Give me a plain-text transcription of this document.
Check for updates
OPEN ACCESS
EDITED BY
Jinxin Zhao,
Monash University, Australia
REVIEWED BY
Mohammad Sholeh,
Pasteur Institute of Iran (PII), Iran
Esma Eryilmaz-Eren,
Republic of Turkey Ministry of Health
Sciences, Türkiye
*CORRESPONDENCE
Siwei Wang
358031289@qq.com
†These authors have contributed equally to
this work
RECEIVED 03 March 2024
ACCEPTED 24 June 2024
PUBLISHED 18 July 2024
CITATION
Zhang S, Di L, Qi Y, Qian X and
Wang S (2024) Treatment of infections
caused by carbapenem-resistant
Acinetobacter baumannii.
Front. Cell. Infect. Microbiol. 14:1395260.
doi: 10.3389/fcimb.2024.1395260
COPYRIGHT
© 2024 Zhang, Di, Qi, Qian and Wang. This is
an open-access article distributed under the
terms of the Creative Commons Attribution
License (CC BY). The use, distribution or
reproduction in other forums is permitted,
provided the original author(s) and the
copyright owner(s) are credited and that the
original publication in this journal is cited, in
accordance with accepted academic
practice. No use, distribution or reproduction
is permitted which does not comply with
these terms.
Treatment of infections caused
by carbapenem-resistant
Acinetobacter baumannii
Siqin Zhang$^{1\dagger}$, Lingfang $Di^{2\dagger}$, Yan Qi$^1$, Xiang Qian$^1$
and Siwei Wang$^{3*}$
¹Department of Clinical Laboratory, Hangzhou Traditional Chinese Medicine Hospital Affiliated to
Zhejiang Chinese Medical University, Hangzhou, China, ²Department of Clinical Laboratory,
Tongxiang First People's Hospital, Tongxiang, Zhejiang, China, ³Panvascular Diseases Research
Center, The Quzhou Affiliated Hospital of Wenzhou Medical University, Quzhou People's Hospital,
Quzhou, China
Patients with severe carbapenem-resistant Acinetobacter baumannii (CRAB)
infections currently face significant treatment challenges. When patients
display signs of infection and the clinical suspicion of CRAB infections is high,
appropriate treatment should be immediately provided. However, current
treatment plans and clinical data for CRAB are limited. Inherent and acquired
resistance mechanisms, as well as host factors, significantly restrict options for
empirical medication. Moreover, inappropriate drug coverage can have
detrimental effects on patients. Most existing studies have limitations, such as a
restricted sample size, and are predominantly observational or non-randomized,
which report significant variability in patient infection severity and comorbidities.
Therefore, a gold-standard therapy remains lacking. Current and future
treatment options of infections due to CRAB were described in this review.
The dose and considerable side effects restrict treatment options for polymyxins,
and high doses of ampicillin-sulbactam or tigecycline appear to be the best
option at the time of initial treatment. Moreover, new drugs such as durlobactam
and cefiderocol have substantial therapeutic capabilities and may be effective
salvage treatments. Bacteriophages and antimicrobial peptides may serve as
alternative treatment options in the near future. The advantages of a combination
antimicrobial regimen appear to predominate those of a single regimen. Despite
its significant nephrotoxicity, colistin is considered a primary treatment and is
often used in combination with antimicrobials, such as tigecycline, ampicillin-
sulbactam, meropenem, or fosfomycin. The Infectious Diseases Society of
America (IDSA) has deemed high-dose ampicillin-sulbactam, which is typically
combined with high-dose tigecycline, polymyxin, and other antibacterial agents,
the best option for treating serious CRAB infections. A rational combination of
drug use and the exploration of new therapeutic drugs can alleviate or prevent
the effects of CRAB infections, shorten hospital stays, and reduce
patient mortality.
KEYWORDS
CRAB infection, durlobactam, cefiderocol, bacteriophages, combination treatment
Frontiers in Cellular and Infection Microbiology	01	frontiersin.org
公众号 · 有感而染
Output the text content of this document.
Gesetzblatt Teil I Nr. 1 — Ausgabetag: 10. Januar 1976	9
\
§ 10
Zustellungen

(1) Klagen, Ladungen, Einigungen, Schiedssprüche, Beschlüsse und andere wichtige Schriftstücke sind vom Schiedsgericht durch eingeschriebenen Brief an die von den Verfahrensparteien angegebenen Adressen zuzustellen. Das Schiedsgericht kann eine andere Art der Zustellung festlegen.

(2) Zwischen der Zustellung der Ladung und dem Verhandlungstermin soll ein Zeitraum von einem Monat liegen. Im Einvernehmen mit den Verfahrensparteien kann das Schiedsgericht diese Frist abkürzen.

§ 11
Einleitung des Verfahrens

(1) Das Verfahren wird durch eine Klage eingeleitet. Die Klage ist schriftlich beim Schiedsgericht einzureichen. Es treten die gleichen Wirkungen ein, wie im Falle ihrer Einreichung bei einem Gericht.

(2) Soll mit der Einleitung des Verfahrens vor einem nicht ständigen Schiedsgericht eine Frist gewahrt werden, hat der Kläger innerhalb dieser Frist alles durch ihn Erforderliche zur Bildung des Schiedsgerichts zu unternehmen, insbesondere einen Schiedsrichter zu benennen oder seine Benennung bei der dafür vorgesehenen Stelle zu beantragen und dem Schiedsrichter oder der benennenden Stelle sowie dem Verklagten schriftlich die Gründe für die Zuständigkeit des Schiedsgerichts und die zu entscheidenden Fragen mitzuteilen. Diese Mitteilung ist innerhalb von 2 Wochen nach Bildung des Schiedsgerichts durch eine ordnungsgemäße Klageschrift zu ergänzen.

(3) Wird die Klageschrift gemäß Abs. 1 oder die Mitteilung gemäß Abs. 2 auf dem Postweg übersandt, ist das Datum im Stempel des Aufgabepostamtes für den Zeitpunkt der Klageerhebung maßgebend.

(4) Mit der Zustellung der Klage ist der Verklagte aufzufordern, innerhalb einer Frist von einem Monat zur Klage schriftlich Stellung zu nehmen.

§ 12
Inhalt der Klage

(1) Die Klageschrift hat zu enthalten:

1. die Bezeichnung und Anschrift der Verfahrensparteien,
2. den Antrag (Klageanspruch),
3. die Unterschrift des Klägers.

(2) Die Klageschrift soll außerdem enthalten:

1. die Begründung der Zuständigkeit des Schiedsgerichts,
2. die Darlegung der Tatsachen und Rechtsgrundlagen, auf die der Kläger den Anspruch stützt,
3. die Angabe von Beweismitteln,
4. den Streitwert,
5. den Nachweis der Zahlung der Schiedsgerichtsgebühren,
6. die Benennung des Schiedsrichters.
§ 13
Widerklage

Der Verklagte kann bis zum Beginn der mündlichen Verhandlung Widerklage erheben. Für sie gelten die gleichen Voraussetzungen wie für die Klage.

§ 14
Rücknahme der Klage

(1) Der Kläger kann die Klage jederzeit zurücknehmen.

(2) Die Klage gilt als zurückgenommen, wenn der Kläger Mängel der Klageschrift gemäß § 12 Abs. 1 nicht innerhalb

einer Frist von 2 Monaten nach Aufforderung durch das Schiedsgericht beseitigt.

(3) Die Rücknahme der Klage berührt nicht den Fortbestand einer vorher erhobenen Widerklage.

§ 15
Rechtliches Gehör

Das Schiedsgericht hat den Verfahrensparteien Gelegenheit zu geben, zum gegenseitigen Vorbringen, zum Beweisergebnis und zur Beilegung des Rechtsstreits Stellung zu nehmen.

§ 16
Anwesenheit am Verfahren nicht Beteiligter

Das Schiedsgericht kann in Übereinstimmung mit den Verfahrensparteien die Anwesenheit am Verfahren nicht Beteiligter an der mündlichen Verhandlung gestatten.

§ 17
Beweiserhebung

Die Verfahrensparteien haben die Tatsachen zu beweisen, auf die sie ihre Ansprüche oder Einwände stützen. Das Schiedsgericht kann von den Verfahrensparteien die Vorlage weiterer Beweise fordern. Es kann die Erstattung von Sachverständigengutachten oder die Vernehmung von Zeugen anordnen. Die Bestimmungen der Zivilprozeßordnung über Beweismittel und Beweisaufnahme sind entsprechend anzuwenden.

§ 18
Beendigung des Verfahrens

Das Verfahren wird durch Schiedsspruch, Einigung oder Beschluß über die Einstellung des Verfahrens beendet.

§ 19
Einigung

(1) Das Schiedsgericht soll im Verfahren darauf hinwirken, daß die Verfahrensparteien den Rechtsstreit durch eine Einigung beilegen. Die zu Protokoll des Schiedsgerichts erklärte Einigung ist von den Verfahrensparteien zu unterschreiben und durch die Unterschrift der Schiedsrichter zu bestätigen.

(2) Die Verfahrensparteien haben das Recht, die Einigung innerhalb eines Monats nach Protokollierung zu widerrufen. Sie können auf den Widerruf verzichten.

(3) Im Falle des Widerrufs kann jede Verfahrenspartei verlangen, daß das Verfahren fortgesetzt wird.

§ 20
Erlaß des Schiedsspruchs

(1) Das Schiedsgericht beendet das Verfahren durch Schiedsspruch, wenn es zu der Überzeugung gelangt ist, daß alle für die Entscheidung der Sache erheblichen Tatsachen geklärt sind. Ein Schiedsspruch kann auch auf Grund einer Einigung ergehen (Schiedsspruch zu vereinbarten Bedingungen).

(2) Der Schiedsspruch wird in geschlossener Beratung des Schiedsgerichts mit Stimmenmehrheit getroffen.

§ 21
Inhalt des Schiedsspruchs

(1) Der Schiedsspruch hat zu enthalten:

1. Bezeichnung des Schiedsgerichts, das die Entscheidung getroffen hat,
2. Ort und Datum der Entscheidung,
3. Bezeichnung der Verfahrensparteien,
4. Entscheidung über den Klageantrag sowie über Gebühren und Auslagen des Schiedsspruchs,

-- WHAT TO PRODUCE --
If a line in the entries includes the word "Anwesenheit", copy that line out.

-- REPLY --
Anwesenheit am Verfahren nicht Beteiligter
Das Schiedsgericht kann in Übereinstimmung mit den Verfahrensparteien die Anwesenheit am Verfahren nicht Beteiligter an der mündlichen Verhandlung gestatten.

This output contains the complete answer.